Raw records:
----------------
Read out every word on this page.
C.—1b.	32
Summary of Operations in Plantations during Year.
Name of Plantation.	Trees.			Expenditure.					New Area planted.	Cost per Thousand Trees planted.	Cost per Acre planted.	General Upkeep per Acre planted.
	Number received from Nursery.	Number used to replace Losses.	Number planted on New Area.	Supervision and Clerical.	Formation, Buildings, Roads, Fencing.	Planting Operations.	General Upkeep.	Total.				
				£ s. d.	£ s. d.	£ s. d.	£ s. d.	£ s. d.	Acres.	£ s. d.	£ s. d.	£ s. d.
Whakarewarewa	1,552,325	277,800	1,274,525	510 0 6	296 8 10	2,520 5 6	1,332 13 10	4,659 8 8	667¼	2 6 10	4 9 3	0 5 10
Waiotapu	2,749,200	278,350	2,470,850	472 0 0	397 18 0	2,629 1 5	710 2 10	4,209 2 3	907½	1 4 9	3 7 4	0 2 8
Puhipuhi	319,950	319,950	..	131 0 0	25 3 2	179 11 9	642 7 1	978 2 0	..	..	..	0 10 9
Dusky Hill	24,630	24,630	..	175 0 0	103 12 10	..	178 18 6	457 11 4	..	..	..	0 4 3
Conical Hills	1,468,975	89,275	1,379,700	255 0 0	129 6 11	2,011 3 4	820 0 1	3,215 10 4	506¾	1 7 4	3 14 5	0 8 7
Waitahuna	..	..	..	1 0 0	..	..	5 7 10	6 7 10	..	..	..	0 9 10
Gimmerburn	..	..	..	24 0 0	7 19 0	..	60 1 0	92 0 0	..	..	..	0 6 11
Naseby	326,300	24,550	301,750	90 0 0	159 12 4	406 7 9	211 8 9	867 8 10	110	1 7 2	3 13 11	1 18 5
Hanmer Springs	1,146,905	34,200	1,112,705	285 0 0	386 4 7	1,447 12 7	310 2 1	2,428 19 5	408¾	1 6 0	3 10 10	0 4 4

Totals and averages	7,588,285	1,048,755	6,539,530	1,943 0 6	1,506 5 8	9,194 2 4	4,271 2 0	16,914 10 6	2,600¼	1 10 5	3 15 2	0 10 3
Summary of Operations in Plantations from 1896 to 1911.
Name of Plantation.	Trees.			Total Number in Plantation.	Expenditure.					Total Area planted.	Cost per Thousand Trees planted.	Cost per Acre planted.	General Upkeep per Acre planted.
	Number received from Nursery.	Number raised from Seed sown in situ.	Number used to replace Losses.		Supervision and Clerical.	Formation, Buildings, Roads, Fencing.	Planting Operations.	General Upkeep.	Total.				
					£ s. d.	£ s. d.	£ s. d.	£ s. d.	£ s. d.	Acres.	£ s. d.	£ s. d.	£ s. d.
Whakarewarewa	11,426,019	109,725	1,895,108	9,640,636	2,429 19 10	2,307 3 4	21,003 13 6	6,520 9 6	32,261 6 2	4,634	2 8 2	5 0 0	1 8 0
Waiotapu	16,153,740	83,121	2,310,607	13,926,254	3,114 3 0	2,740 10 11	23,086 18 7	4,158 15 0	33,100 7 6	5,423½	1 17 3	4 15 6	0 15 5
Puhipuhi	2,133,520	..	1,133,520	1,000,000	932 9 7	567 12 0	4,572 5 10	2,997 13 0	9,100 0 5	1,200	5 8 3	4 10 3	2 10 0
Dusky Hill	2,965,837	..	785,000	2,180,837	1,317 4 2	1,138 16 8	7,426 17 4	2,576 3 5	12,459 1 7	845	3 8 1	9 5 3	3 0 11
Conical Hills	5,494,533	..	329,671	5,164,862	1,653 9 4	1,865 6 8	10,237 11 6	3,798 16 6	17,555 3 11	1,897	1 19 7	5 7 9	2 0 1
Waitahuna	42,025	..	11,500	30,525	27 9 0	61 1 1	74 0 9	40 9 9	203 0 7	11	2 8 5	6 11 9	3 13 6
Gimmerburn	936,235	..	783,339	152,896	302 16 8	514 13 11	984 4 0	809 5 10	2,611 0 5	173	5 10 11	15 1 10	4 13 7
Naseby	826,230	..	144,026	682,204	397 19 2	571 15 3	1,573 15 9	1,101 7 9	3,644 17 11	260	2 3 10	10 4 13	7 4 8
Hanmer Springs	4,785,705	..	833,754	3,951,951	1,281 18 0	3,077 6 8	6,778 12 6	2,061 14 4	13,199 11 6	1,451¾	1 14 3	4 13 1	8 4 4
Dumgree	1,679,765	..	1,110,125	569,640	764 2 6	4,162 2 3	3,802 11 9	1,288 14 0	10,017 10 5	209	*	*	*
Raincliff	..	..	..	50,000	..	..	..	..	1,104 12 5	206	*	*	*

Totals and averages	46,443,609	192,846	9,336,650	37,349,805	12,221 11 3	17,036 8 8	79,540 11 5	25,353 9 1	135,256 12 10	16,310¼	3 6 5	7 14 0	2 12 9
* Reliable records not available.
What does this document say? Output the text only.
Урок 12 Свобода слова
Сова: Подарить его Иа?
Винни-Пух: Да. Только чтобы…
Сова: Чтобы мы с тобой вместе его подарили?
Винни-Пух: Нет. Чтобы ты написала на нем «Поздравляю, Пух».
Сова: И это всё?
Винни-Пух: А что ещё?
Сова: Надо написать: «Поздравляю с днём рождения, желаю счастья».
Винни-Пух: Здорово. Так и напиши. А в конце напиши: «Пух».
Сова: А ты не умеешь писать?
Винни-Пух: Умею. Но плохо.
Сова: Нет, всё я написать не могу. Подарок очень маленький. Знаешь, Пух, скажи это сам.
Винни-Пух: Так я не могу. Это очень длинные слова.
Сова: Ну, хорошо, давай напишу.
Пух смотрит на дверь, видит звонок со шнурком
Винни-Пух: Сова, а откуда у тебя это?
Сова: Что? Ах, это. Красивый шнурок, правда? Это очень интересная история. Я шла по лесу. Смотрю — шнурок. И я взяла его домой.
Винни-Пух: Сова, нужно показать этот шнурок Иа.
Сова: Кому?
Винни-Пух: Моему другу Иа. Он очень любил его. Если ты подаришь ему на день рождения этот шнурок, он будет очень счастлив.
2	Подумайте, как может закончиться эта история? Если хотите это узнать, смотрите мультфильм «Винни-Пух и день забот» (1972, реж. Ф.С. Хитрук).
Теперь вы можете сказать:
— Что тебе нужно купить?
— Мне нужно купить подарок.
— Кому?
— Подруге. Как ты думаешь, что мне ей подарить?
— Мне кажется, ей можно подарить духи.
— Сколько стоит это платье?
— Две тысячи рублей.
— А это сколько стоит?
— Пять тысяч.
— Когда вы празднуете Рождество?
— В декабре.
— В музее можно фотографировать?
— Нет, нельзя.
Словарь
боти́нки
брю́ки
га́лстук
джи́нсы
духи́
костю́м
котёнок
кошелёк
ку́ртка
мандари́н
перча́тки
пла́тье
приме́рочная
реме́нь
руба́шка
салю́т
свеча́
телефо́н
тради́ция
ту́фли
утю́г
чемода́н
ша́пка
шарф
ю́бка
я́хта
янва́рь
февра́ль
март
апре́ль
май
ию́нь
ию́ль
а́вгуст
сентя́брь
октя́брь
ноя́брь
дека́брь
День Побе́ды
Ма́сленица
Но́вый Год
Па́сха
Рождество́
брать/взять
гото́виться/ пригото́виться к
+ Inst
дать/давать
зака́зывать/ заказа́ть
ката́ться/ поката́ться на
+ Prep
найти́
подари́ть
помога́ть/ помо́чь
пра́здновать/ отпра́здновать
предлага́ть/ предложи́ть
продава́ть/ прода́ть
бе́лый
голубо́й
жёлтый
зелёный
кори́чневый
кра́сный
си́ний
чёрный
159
----------------
Which lines hold the word "Number"? Copy each of them from the records.

Answer >>
	Number received from Nursery.	Number used to replace Losses.	Number planted on New Area.	Supervision and Clerical.	Formation, Buildings, Roads, Fencing.	Planting Operations.	General Upkeep.	Total.				
Name of Plantation.	Trees.			Total Number in Plantation.	Expenditure.					Total Area planted.	Cost per Thousand Trees planted.	Cost per Acre planted.	General Upkeep per Acre planted.
	Number received from Nursery.	Number raised from Seed sown in situ.	Number used to replace Losses.		Supervision and Clerical.	Formation, Buildings, Roads, Fencing.	Planting Operations.	General Upkeep.	Total.				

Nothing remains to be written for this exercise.